(Dataset items)
+ + + + +

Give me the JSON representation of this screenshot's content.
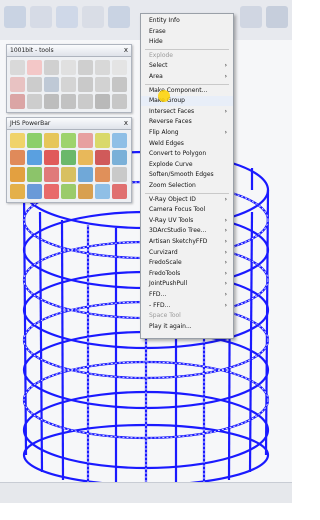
{
  "panels": {
    "tools_title": "1001bit - tools",
    "powerbar_title": "JHS PowerBar",
    "close_glyph": "x"
  },
  "context_menu": {
    "items": [
      {
        "label": "Entity Info"
      },
      {
        "label": "Erase"
      },
      {
        "label": "Hide"
      },
      {
        "label": "Explode",
        "disabled": true
      },
      {
        "label": "Select",
        "submenu": true
      },
      {
        "label": "Area",
        "submenu": true
      },
      {
        "label": "Make Component..."
      },
      {
        "label": "Make Group",
        "hovered": true
      },
      {
        "label": "Intersect Faces",
        "submenu": true
      },
      {
        "label": "Reverse Faces"
      },
      {
        "label": "Flip Along",
        "submenu": true
      },
      {
        "label": "Weld Edges"
      },
      {
        "label": "Convert to Polygon"
      },
      {
        "label": "Explode Curve"
      },
      {
        "label": "Soften/Smooth Edges"
      },
      {
        "label": "Zoom Selection"
      },
      {
        "label": "V-Ray Object ID",
        "submenu": true
      },
      {
        "label": "Camera Focus Tool"
      },
      {
        "label": "V-Ray UV Tools",
        "submenu": true
      },
      {
        "label": "3DArcStudio Tree...",
        "submenu": true
      },
      {
        "label": "Artisan SketchyFFD",
        "submenu": true
      },
      {
        "label": "Curvizard",
        "submenu": true
      },
      {
        "label": "FredoScale",
        "submenu": true
      },
      {
        "label": "FredoTools",
        "submenu": true
      },
      {
        "label": "JointPushPull",
        "submenu": true
      },
      {
        "label": "FFD...",
        "submenu": true
      },
      {
        "label": "- FFD...",
        "submenu": true
      },
      {
        "label": "Space Tool",
        "disabled": true
      },
      {
        "label": "Play it again..."
      }
    ],
    "arrow_glyph": "›"
  },
  "colors": {
    "wireframe": "#1a1aff",
    "menu_bg": "#f1f1f1",
    "hover_highlight": "#ffd200"
  }
}
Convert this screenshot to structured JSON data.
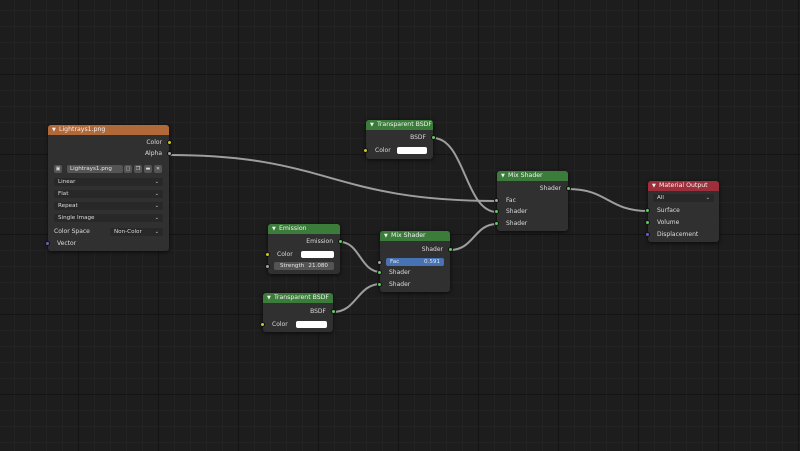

+ + + + +

-- SET EXERCISE --
Reproduce all of the data exactly; the pictures do not belong in the copy.

-- ANSWER TO THIS EXERCISE --
Give me the JSON representation of this screenshot's content.
{
  "panels": {
    "tools_title": "1001bit - tools",
    "powerbar_title": "JHS PowerBar",
    "close_glyph": "x"
  },
  "context_menu": {
    "items": [
      {
        "label": "Entity Info"
      },
      {
        "label": "Erase"
      },
      {
        "label": "Hide"
      },
      {
        "label": "Explode",
        "disabled": true
      },
      {
        "label": "Select",
        "submenu": true
      },
      {
        "label": "Area",
        "submenu": true
      },
      {
        "label": "Make Component..."
      },
      {
        "label": "Make Group",
        "hovered": true
      },
      {
        "label": "Intersect Faces",
        "submenu": true
      },
      {
        "label": "Reverse Faces"
      },
      {
        "label": "Flip Along",
        "submenu": true
      },
      {
        "label": "Weld Edges"
      },
      {
        "label": "Convert to Polygon"
      },
      {
        "label": "Explode Curve"
      },
      {
        "label": "Soften/Smooth Edges"
      },
      {
        "label": "Zoom Selection"
      },
      {
        "label": "V-Ray Object ID",
        "submenu": true
      },
      {
        "label": "Camera Focus Tool"
      },
      {
        "label": "V-Ray UV Tools",
        "submenu": true
      },
      {
        "label": "3DArcStudio Tree...",
        "submenu": true
      },
      {
        "label": "Artisan SketchyFFD",
        "submenu": true
      },
      {
        "label": "Curvizard",
        "submenu": true
      },
      {
        "label": "FredoScale",
        "submenu": true
      },
      {
        "label": "FredoTools",
        "submenu": true
      },
      {
        "label": "JointPushPull",
        "submenu": true
      },
      {
        "label": "FFD...",
        "submenu": true
      },
      {
        "label": "- FFD...",
        "submenu": true
      },
      {
        "label": "Space Tool",
        "disabled": true
      },
      {
        "label": "Play it again..."
      }
    ],
    "arrow_glyph": "›"
  },
  "colors": {
    "wireframe": "#1a1aff",
    "menu_bg": "#f1f1f1",
    "hover_highlight": "#ffd200"
  }
}
Convert this screenshot to structured JSON data.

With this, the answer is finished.